* Start SUPPLIED INFORMATION *
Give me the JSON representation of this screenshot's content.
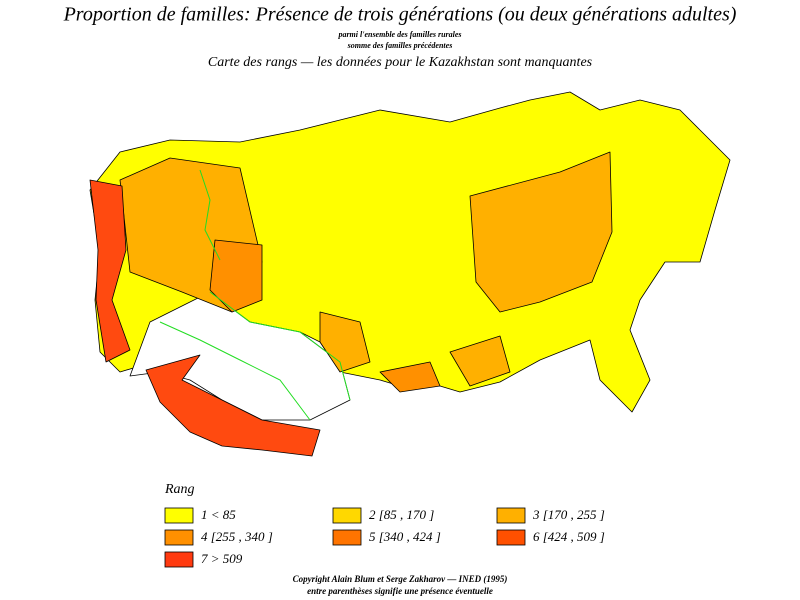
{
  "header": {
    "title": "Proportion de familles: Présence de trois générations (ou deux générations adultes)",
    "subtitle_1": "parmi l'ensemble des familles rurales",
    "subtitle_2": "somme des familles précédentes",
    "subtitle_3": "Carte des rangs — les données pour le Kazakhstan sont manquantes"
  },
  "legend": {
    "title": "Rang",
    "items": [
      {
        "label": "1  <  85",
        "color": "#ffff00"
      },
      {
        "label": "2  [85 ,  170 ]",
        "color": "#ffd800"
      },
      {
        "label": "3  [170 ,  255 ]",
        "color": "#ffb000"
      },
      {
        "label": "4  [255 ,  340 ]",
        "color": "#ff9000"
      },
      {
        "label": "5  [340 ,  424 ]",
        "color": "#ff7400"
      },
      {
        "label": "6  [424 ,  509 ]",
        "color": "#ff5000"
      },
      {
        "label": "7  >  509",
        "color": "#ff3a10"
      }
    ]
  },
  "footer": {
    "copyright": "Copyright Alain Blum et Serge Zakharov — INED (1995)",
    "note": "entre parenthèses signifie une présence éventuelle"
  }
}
* End SUPPLIED INFORMATION *
* Start SUPPLIED INFORMATION *
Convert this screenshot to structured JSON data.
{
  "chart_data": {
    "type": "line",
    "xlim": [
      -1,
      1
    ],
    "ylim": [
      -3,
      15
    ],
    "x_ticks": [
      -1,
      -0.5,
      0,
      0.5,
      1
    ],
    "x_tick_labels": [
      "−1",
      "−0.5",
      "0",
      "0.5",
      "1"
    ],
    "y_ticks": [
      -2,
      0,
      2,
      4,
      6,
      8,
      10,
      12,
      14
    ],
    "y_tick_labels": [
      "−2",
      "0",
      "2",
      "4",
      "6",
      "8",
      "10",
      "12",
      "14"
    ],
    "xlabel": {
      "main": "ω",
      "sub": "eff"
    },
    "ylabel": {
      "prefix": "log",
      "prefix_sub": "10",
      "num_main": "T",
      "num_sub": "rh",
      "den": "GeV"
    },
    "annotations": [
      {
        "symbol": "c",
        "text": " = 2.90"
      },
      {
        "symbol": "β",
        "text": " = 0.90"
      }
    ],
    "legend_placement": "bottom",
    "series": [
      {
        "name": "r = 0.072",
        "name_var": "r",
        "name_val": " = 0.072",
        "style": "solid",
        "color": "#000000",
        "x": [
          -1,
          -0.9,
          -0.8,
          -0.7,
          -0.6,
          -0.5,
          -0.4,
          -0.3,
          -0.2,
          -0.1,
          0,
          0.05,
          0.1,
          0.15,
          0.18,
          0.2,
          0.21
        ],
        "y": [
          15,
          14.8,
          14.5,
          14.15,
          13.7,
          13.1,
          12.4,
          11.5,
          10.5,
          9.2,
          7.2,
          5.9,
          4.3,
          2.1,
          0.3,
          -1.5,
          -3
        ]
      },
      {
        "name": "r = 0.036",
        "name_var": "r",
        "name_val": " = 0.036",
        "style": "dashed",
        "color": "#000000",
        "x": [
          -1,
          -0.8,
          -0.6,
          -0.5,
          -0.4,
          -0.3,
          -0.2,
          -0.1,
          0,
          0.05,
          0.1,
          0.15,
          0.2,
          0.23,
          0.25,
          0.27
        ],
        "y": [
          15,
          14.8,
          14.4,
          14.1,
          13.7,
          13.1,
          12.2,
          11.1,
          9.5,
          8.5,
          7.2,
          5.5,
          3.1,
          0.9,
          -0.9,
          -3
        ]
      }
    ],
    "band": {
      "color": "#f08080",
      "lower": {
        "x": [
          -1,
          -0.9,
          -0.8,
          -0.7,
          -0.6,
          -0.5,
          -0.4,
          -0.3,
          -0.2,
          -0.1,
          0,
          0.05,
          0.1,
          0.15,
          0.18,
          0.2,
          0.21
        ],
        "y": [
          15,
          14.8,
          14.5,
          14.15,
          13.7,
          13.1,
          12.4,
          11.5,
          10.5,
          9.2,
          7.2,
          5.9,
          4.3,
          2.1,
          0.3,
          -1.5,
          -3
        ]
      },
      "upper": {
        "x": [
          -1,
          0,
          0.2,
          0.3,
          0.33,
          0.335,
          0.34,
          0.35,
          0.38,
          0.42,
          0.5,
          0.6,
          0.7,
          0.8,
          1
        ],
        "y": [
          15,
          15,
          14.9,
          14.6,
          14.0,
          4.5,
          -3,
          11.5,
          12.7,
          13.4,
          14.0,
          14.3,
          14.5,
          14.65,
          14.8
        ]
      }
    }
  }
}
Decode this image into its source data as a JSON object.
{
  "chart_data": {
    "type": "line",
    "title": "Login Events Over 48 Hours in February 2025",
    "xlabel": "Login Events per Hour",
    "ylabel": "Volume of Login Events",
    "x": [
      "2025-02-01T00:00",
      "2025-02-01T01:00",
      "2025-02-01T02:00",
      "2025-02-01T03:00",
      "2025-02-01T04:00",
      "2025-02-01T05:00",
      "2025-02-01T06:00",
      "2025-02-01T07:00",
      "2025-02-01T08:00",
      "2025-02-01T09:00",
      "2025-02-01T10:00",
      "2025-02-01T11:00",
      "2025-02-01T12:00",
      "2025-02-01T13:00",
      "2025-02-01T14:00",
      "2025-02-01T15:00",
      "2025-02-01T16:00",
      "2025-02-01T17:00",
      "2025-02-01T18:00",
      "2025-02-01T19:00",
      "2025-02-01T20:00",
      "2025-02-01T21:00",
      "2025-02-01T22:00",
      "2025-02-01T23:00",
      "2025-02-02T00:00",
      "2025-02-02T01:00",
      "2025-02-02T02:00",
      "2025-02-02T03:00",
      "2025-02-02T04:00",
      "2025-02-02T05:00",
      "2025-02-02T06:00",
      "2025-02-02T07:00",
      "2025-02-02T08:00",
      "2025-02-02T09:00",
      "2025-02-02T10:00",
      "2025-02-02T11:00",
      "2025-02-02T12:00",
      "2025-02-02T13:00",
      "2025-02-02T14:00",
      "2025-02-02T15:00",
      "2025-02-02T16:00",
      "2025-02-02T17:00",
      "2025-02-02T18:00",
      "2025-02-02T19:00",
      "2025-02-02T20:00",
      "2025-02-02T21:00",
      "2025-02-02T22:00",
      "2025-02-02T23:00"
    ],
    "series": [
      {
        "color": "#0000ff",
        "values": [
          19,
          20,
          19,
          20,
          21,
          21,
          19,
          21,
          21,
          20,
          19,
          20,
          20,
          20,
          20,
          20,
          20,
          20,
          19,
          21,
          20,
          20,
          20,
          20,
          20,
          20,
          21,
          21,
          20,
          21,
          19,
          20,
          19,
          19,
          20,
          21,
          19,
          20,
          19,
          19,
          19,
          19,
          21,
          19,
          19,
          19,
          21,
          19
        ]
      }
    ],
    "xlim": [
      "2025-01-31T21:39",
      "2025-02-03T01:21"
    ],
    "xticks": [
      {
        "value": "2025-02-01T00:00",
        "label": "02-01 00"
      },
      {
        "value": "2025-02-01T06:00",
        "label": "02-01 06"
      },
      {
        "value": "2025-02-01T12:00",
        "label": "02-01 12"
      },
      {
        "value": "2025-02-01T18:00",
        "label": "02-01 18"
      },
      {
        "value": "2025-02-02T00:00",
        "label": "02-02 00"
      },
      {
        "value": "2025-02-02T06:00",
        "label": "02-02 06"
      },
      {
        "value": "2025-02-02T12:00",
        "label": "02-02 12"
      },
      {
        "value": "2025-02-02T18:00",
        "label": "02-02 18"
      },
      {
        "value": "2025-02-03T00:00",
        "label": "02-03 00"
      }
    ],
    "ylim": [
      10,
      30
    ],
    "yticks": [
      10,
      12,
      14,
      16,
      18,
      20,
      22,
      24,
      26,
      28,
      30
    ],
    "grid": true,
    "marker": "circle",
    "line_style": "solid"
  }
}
* End SUPPLIED INFORMATION *
Gather all lines with the string "ylabel" from the data.

    "ylabel": {
    "ylabel": "Volume of Login Events",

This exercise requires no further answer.